Direction
The entries below should be quoted exactly, with no pictures carried over.

Dataset records
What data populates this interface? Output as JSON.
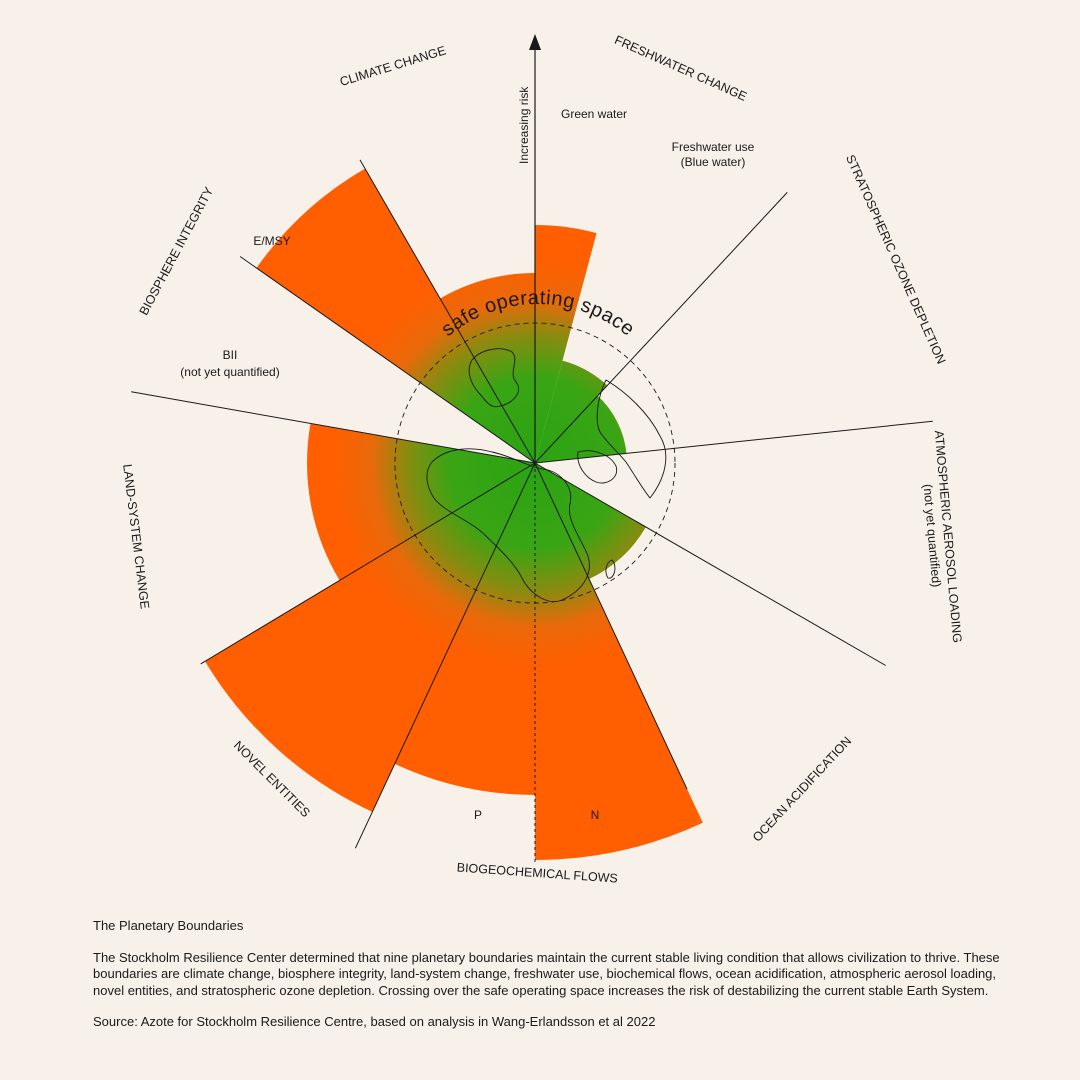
{
  "diagram": {
    "title": "The Planetary Boundaries",
    "axis_label": "Increasing risk",
    "center_label": "safe operating space",
    "colors": {
      "background": "#f7f1ea",
      "safe": "#2aa313",
      "risk": "#ff5f00",
      "line": "#1a1a1a"
    },
    "boundaries": [
      {
        "name": "CLIMATE CHANGE"
      },
      {
        "name": "FRESHWATER CHANGE",
        "subs": [
          "Green water",
          "Freshwater use (Blue water)"
        ]
      },
      {
        "name": "STRATOSPHERIC OZONE DEPLETION"
      },
      {
        "name": "ATMOSPHERIC AEROSOL LOADING",
        "note": "(not yet quantified)"
      },
      {
        "name": "OCEAN ACIDIFICATION"
      },
      {
        "name": "BIOGEOCHEMICAL FLOWS",
        "subs": [
          "P",
          "N"
        ]
      },
      {
        "name": "NOVEL ENTITIES"
      },
      {
        "name": "LAND-SYSTEM CHANGE"
      },
      {
        "name": "BIOSPHERE INTEGRITY",
        "subs": [
          "E/MSY",
          "BII"
        ],
        "note": "(not yet quantified)"
      }
    ],
    "sub_labels": {
      "green_water": "Green water",
      "freshwater_use_1": "Freshwater use",
      "freshwater_use_2": "(Blue water)",
      "p": "P",
      "n": "N",
      "emsy": "E/MSY",
      "bii_1": "BII",
      "bii_2": "(not yet quantified)"
    },
    "aerosol_note": "(not yet quantified)"
  },
  "caption": {
    "title": "The Planetary Boundaries",
    "body": "The Stockholm Resilience Center determined that nine planetary boundaries maintain the current stable living condition that allows civilization to thrive. These boundaries are climate change, biosphere integrity, land-system change, freshwater use, biochemical flows, ocean acidification, atmospheric aerosol loading, novel entities, and stratospheric ozone depletion. Crossing over the safe operating space increases the risk of destabilizing the current stable Earth System.",
    "source": "Source: Azote for Stockholm Resilience Centre, based on analysis in Wang-Erlandsson et al 2022"
  }
}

Task output
What data populates this interface? Output as JSON.
{
  "diagram": {
    "title": "The Planetary Boundaries",
    "axis_label": "Increasing risk",
    "center_label": "safe operating space",
    "colors": {
      "background": "#f7f1ea",
      "safe": "#2aa313",
      "risk": "#ff5f00",
      "line": "#1a1a1a"
    },
    "boundaries": [
      {
        "name": "CLIMATE CHANGE"
      },
      {
        "name": "FRESHWATER CHANGE",
        "subs": [
          "Green water",
          "Freshwater use (Blue water)"
        ]
      },
      {
        "name": "STRATOSPHERIC OZONE DEPLETION"
      },
      {
        "name": "ATMOSPHERIC AEROSOL LOADING",
        "note": "(not yet quantified)"
      },
      {
        "name": "OCEAN ACIDIFICATION"
      },
      {
        "name": "BIOGEOCHEMICAL FLOWS",
        "subs": [
          "P",
          "N"
        ]
      },
      {
        "name": "NOVEL ENTITIES"
      },
      {
        "name": "LAND-SYSTEM CHANGE"
      },
      {
        "name": "BIOSPHERE INTEGRITY",
        "subs": [
          "E/MSY",
          "BII"
        ],
        "note": "(not yet quantified)"
      }
    ],
    "sub_labels": {
      "green_water": "Green water",
      "freshwater_use_1": "Freshwater use",
      "freshwater_use_2": "(Blue water)",
      "p": "P",
      "n": "N",
      "emsy": "E/MSY",
      "bii_1": "BII",
      "bii_2": "(not yet quantified)"
    },
    "aerosol_note": "(not yet quantified)"
  },
  "caption": {
    "title": "The Planetary Boundaries",
    "body": "The Stockholm Resilience Center determined that nine planetary boundaries maintain the current stable living condition that allows civilization to thrive. These boundaries are climate change, biosphere integrity, land-system change, freshwater use, biochemical flows, ocean acidification, atmospheric aerosol loading, novel entities, and stratospheric ozone depletion. Crossing over the safe operating space increases the risk of destabilizing the current stable Earth System.",
    "source": "Source: Azote for Stockholm Resilience Centre, based on analysis in Wang-Erlandsson et al 2022"
  }
}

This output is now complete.